STATED EXERCISE: What follows is a set of records; repeat all of them exactly.

=== PROVIDED DATA ===

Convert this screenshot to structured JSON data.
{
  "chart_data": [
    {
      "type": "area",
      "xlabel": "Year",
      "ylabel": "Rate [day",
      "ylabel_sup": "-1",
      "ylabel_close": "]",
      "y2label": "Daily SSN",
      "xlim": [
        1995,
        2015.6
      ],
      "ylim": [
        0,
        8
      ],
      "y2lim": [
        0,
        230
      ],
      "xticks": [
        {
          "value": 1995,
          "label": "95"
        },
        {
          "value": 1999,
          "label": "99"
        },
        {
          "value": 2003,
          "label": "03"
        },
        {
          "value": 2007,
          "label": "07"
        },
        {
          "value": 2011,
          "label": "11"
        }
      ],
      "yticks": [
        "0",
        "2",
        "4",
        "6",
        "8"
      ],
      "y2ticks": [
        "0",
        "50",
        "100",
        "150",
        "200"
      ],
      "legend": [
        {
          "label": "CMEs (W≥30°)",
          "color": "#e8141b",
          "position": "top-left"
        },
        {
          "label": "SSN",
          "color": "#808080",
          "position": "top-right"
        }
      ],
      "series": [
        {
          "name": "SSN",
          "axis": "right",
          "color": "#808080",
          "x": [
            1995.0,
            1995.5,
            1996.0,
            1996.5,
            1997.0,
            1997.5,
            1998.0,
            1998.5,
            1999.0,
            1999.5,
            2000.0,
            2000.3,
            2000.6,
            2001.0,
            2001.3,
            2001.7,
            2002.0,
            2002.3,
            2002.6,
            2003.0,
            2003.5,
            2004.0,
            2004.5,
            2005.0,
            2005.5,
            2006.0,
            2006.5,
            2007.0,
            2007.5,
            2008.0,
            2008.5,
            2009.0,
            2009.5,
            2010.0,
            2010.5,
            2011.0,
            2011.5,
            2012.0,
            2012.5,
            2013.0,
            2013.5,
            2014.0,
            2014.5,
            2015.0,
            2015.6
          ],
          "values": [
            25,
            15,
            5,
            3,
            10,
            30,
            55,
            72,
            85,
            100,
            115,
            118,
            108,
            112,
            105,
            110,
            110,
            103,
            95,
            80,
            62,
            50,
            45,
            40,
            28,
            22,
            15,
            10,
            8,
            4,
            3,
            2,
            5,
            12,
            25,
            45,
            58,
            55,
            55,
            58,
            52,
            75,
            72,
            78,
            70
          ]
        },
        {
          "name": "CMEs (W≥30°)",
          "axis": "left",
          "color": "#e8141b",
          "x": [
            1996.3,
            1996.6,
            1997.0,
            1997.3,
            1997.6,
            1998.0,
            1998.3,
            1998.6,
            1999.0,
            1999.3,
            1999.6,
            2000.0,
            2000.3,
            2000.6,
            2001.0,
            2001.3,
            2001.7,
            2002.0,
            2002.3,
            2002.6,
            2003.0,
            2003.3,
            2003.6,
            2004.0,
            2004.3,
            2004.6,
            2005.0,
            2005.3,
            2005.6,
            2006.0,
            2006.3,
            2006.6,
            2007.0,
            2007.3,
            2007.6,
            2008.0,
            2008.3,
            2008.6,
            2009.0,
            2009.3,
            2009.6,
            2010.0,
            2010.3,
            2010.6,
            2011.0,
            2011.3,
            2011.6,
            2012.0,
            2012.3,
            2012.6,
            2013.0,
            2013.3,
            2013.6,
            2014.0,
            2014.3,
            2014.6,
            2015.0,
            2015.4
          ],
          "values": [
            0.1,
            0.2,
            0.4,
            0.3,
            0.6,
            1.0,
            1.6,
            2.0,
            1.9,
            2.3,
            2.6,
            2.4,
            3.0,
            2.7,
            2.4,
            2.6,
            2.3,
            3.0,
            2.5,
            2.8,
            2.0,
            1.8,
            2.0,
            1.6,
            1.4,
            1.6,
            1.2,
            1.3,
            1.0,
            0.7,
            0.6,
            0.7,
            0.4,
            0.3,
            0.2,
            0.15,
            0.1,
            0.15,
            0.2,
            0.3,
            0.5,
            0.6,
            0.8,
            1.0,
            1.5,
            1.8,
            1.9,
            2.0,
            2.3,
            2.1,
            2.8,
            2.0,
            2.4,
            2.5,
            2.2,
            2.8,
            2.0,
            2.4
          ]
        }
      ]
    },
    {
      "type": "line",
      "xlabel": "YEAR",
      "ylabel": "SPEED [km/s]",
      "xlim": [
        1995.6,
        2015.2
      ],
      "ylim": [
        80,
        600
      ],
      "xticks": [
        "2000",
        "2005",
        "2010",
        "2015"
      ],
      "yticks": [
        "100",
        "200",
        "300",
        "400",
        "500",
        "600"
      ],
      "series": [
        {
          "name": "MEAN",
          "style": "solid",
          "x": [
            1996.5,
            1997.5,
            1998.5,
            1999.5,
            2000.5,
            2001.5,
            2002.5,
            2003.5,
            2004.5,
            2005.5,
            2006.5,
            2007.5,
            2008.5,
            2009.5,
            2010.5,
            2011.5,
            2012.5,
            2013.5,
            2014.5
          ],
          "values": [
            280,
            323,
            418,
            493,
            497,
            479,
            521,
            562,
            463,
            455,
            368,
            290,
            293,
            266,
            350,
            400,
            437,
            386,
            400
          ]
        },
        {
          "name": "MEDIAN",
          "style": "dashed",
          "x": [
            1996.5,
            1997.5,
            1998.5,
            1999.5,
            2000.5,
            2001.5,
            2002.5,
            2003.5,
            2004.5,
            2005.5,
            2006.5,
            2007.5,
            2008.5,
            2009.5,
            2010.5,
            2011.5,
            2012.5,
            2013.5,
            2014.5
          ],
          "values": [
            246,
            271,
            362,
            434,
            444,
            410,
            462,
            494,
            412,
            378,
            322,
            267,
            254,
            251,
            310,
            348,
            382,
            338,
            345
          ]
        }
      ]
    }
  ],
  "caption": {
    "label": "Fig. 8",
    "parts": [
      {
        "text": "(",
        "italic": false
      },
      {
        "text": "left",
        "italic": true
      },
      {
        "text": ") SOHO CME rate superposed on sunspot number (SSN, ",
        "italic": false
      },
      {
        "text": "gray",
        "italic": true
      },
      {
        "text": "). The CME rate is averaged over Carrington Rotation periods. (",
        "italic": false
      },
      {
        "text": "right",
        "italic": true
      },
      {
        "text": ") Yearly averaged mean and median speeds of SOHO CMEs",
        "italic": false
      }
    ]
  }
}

===

EXERCISE OUTPUT:
Convert this screenshot to structured JSON data.
{
  "chart_data": [
    {
      "type": "area",
      "xlabel": "Year",
      "ylabel": "Rate [day",
      "ylabel_sup": "-1",
      "ylabel_close": "]",
      "y2label": "Daily SSN",
      "xlim": [
        1995,
        2015.6
      ],
      "ylim": [
        0,
        8
      ],
      "y2lim": [
        0,
        230
      ],
      "xticks": [
        {
          "value": 1995,
          "label": "95"
        },
        {
          "value": 1999,
          "label": "99"
        },
        {
          "value": 2003,
          "label": "03"
        },
        {
          "value": 2007,
          "label": "07"
        },
        {
          "value": 2011,
          "label": "11"
        }
      ],
      "yticks": [
        "0",
        "2",
        "4",
        "6",
        "8"
      ],
      "y2ticks": [
        "0",
        "50",
        "100",
        "150",
        "200"
      ],
      "legend": [
        {
          "label": "CMEs (W≥30°)",
          "color": "#e8141b",
          "position": "top-left"
        },
        {
          "label": "SSN",
          "color": "#808080",
          "position": "top-right"
        }
      ],
      "series": [
        {
          "name": "SSN",
          "axis": "right",
          "color": "#808080",
          "x": [
            1995.0,
            1995.5,
            1996.0,
            1996.5,
            1997.0,
            1997.5,
            1998.0,
            1998.5,
            1999.0,
            1999.5,
            2000.0,
            2000.3,
            2000.6,
            2001.0,
            2001.3,
            2001.7,
            2002.0,
            2002.3,
            2002.6,
            2003.0,
            2003.5,
            2004.0,
            2004.5,
            2005.0,
            2005.5,
            2006.0,
            2006.5,
            2007.0,
            2007.5,
            2008.0,
            2008.5,
            2009.0,
            2009.5,
            2010.0,
            2010.5,
            2011.0,
            2011.5,
            2012.0,
            2012.5,
            2013.0,
            2013.5,
            2014.0,
            2014.5,
            2015.0,
            2015.6
          ],
          "values": [
            25,
            15,
            5,
            3,
            10,
            30,
            55,
            72,
            85,
            100,
            115,
            118,
            108,
            112,
            105,
            110,
            110,
            103,
            95,
            80,
            62,
            50,
            45,
            40,
            28,
            22,
            15,
            10,
            8,
            4,
            3,
            2,
            5,
            12,
            25,
            45,
            58,
            55,
            55,
            58,
            52,
            75,
            72,
            78,
            70
          ]
        },
        {
          "name": "CMEs (W≥30°)",
          "axis": "left",
          "color": "#e8141b",
          "x": [
            1996.3,
            1996.6,
            1997.0,
            1997.3,
            1997.6,
            1998.0,
            1998.3,
            1998.6,
            1999.0,
            1999.3,
            1999.6,
            2000.0,
            2000.3,
            2000.6,
            2001.0,
            2001.3,
            2001.7,
            2002.0,
            2002.3,
            2002.6,
            2003.0,
            2003.3,
            2003.6,
            2004.0,
            2004.3,
            2004.6,
            2005.0,
            2005.3,
            2005.6,
            2006.0,
            2006.3,
            2006.6,
            2007.0,
            2007.3,
            2007.6,
            2008.0,
            2008.3,
            2008.6,
            2009.0,
            2009.3,
            2009.6,
            2010.0,
            2010.3,
            2010.6,
            2011.0,
            2011.3,
            2011.6,
            2012.0,
            2012.3,
            2012.6,
            2013.0,
            2013.3,
            2013.6,
            2014.0,
            2014.3,
            2014.6,
            2015.0,
            2015.4
          ],
          "values": [
            0.1,
            0.2,
            0.4,
            0.3,
            0.6,
            1.0,
            1.6,
            2.0,
            1.9,
            2.3,
            2.6,
            2.4,
            3.0,
            2.7,
            2.4,
            2.6,
            2.3,
            3.0,
            2.5,
            2.8,
            2.0,
            1.8,
            2.0,
            1.6,
            1.4,
            1.6,
            1.2,
            1.3,
            1.0,
            0.7,
            0.6,
            0.7,
            0.4,
            0.3,
            0.2,
            0.15,
            0.1,
            0.15,
            0.2,
            0.3,
            0.5,
            0.6,
            0.8,
            1.0,
            1.5,
            1.8,
            1.9,
            2.0,
            2.3,
            2.1,
            2.8,
            2.0,
            2.4,
            2.5,
            2.2,
            2.8,
            2.0,
            2.4
          ]
        }
      ]
    },
    {
      "type": "line",
      "xlabel": "YEAR",
      "ylabel": "SPEED [km/s]",
      "xlim": [
        1995.6,
        2015.2
      ],
      "ylim": [
        80,
        600
      ],
      "xticks": [
        "2000",
        "2005",
        "2010",
        "2015"
      ],
      "yticks": [
        "100",
        "200",
        "300",
        "400",
        "500",
        "600"
      ],
      "series": [
        {
          "name": "MEAN",
          "style": "solid",
          "x": [
            1996.5,
            1997.5,
            1998.5,
            1999.5,
            2000.5,
            2001.5,
            2002.5,
            2003.5,
            2004.5,
            2005.5,
            2006.5,
            2007.5,
            2008.5,
            2009.5,
            2010.5,
            2011.5,
            2012.5,
            2013.5,
            2014.5
          ],
          "values": [
            280,
            323,
            418,
            493,
            497,
            479,
            521,
            562,
            463,
            455,
            368,
            290,
            293,
            266,
            350,
            400,
            437,
            386,
            400
          ]
        },
        {
          "name": "MEDIAN",
          "style": "dashed",
          "x": [
            1996.5,
            1997.5,
            1998.5,
            1999.5,
            2000.5,
            2001.5,
            2002.5,
            2003.5,
            2004.5,
            2005.5,
            2006.5,
            2007.5,
            2008.5,
            2009.5,
            2010.5,
            2011.5,
            2012.5,
            2013.5,
            2014.5
          ],
          "values": [
            246,
            271,
            362,
            434,
            444,
            410,
            462,
            494,
            412,
            378,
            322,
            267,
            254,
            251,
            310,
            348,
            382,
            338,
            345
          ]
        }
      ]
    }
  ],
  "caption": {
    "label": "Fig. 8",
    "parts": [
      {
        "text": "(",
        "italic": false
      },
      {
        "text": "left",
        "italic": true
      },
      {
        "text": ") SOHO CME rate superposed on sunspot number (SSN, ",
        "italic": false
      },
      {
        "text": "gray",
        "italic": true
      },
      {
        "text": "). The CME rate is averaged over Carrington Rotation periods. (",
        "italic": false
      },
      {
        "text": "right",
        "italic": true
      },
      {
        "text": ") Yearly averaged mean and median speeds of SOHO CMEs",
        "italic": false
      }
    ]
  }
}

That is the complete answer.